» Short task: Look through the records below and collect all lines that hold the string "JSON".

[Records from a data source]
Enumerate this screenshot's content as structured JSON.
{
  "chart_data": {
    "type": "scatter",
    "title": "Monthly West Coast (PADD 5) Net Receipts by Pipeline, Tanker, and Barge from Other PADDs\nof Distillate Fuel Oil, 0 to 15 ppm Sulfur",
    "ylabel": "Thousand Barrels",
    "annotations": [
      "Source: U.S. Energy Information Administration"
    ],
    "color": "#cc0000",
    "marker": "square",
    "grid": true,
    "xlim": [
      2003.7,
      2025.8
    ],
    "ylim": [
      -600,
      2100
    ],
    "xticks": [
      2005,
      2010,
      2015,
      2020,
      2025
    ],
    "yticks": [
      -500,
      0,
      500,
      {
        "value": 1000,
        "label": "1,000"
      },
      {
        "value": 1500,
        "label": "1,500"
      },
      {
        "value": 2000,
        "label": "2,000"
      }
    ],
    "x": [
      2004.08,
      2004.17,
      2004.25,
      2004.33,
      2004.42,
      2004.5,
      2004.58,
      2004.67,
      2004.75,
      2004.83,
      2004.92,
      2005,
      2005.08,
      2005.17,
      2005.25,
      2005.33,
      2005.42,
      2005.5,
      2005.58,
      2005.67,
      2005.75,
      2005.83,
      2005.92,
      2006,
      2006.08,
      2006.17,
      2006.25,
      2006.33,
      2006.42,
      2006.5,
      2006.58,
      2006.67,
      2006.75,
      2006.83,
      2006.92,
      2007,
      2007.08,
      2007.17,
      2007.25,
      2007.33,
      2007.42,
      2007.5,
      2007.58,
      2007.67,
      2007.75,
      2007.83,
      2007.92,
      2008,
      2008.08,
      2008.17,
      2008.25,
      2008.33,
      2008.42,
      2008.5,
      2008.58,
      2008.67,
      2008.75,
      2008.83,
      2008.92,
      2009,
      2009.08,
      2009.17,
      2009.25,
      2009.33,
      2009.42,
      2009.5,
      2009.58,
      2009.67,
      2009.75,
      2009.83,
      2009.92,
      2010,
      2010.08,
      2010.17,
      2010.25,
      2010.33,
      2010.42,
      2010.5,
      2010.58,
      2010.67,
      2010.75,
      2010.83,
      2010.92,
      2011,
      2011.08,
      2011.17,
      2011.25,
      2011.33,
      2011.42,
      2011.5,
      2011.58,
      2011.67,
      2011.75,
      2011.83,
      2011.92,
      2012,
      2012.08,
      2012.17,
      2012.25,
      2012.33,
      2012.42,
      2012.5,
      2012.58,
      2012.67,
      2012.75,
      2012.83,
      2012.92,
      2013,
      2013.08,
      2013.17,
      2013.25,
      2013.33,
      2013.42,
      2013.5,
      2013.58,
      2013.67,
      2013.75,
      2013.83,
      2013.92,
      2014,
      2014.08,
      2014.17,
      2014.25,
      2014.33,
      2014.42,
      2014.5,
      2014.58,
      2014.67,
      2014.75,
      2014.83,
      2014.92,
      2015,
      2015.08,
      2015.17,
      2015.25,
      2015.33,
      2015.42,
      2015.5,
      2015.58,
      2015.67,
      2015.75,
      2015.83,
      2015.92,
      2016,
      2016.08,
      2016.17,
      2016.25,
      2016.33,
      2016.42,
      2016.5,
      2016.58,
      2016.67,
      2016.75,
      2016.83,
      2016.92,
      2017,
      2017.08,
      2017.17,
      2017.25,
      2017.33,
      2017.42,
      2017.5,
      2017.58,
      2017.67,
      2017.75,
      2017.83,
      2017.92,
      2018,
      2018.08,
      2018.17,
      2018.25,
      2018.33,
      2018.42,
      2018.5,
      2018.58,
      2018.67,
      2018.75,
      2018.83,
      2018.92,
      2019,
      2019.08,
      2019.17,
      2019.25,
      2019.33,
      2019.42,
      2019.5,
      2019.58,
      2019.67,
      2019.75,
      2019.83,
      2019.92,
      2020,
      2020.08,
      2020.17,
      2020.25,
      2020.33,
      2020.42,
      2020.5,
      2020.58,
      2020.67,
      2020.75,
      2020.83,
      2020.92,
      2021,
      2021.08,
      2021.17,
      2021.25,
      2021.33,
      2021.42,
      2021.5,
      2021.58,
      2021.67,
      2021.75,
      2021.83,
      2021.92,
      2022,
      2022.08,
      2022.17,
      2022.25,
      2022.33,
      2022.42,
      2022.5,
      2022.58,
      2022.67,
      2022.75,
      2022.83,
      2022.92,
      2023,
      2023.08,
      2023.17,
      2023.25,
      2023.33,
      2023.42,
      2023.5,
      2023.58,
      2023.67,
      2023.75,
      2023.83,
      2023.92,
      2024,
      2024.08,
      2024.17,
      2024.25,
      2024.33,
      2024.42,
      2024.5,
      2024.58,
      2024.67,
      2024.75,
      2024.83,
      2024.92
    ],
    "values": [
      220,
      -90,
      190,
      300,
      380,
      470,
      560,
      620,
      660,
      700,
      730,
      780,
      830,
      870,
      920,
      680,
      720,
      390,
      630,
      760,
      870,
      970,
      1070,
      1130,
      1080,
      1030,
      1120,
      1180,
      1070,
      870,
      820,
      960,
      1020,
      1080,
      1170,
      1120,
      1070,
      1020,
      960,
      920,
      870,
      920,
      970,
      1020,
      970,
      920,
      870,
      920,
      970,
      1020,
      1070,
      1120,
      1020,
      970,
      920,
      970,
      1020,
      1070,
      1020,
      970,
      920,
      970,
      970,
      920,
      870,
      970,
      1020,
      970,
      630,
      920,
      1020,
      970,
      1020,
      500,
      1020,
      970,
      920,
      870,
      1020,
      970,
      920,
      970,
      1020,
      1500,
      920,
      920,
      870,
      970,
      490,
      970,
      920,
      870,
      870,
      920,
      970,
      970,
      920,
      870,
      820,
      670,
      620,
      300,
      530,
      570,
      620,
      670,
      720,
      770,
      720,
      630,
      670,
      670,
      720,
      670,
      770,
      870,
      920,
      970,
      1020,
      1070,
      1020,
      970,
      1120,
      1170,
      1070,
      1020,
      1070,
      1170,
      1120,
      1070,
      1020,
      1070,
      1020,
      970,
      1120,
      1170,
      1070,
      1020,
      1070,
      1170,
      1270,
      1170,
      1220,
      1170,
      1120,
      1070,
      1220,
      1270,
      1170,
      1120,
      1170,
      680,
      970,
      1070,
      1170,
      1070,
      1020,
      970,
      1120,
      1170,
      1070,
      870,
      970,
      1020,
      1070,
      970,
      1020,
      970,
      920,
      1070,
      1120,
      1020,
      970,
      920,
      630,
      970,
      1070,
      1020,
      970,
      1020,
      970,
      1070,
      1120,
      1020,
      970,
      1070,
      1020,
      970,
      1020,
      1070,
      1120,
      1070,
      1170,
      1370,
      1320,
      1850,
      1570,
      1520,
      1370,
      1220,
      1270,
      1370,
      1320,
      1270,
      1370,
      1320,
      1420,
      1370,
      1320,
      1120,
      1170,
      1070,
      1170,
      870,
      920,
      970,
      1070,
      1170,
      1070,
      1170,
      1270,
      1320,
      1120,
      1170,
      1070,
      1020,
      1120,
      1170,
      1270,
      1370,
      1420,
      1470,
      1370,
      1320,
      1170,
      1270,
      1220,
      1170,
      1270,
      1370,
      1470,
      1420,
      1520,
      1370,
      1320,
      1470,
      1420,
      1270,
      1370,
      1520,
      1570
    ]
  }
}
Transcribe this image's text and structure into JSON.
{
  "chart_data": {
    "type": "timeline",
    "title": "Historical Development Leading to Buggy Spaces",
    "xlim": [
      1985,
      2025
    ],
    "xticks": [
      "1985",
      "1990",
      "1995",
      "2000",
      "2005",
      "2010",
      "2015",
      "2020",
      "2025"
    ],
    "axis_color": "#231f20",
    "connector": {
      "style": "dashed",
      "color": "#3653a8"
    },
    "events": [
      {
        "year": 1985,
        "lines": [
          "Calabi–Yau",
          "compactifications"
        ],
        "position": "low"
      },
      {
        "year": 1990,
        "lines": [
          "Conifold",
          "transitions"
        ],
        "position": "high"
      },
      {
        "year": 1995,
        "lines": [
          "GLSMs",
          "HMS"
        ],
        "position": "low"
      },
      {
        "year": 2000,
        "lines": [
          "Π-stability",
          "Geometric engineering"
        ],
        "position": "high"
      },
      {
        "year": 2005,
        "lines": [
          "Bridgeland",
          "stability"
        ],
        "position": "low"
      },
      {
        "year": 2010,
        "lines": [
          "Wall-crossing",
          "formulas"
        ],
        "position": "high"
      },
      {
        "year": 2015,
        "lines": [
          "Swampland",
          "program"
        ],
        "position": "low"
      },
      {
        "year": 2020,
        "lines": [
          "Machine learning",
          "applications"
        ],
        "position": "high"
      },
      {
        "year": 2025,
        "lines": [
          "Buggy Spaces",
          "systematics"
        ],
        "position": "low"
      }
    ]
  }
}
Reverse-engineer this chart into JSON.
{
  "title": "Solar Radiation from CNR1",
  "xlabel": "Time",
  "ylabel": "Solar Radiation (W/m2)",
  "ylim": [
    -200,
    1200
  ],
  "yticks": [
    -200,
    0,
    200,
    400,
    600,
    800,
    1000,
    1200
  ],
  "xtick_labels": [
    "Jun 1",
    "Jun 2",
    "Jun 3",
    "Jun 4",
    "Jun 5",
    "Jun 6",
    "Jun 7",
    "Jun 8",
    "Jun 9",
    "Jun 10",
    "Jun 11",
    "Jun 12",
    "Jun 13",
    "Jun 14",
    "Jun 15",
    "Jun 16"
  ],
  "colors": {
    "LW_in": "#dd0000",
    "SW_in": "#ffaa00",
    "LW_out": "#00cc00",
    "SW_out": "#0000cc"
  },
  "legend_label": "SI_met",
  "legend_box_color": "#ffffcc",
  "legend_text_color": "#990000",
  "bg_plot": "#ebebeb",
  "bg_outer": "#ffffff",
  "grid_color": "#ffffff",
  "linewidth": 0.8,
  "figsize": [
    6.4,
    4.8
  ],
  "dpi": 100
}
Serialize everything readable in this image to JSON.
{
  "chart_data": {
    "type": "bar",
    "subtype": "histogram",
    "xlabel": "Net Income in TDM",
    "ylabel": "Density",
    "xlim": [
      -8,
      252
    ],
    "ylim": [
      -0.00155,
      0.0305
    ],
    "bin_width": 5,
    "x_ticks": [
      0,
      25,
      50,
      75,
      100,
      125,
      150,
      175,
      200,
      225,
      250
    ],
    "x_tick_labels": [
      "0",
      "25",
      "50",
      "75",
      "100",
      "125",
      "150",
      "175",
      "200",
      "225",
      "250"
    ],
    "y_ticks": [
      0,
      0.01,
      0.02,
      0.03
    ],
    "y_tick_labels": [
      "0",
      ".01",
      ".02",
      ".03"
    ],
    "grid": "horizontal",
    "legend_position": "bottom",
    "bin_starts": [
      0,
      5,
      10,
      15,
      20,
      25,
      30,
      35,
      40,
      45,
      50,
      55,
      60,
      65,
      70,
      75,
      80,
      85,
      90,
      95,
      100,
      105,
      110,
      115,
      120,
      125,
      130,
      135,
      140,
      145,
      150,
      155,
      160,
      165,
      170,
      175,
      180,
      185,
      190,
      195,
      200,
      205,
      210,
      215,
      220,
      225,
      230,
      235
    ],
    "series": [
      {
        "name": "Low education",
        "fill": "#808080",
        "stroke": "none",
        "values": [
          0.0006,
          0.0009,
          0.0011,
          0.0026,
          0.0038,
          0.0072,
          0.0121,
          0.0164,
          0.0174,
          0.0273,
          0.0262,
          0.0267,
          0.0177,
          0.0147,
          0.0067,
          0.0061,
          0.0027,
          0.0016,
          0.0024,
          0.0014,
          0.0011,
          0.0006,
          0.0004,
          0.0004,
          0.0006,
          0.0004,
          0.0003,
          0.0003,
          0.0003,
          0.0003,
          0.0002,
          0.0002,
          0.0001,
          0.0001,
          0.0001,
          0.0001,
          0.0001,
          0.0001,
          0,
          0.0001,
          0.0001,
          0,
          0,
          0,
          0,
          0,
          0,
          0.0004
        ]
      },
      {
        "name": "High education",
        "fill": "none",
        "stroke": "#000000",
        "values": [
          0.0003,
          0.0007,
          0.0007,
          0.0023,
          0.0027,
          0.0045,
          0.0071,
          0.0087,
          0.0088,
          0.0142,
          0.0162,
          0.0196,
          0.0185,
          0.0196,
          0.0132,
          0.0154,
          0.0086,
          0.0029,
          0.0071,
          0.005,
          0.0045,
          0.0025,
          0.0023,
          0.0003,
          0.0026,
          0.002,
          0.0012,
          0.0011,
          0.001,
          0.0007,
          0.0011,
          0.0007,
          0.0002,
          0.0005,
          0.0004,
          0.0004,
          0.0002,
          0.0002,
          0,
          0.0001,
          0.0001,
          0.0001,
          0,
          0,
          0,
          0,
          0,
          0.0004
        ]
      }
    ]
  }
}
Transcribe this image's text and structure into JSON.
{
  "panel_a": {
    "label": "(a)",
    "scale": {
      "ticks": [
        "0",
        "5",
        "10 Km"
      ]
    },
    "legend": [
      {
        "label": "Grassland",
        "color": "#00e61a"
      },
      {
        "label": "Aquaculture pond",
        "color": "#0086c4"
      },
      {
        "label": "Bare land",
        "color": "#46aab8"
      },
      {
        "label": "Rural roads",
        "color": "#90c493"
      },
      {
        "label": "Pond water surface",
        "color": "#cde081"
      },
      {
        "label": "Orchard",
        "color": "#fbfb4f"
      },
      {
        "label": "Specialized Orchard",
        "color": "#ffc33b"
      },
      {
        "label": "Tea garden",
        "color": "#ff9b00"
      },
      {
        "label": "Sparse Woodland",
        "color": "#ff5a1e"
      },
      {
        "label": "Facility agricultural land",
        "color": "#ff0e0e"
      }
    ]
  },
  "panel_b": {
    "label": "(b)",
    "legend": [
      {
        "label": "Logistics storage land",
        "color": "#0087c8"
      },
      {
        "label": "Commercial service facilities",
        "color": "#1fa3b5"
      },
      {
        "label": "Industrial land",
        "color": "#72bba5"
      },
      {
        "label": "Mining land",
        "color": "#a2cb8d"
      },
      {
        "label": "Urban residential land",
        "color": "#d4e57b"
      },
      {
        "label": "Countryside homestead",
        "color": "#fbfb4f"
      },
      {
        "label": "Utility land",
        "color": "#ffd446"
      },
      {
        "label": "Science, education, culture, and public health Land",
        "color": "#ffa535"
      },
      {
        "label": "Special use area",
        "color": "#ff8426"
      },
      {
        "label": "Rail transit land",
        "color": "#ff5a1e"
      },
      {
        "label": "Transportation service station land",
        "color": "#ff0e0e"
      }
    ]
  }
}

» Complete answer:
Enumerate this screenshot's content as structured JSON.
Transcribe this image's text and structure into JSON.
Reverse-engineer this chart into JSON.
Serialize everything readable in this image to JSON.
Transcribe this image's text and structure into JSON.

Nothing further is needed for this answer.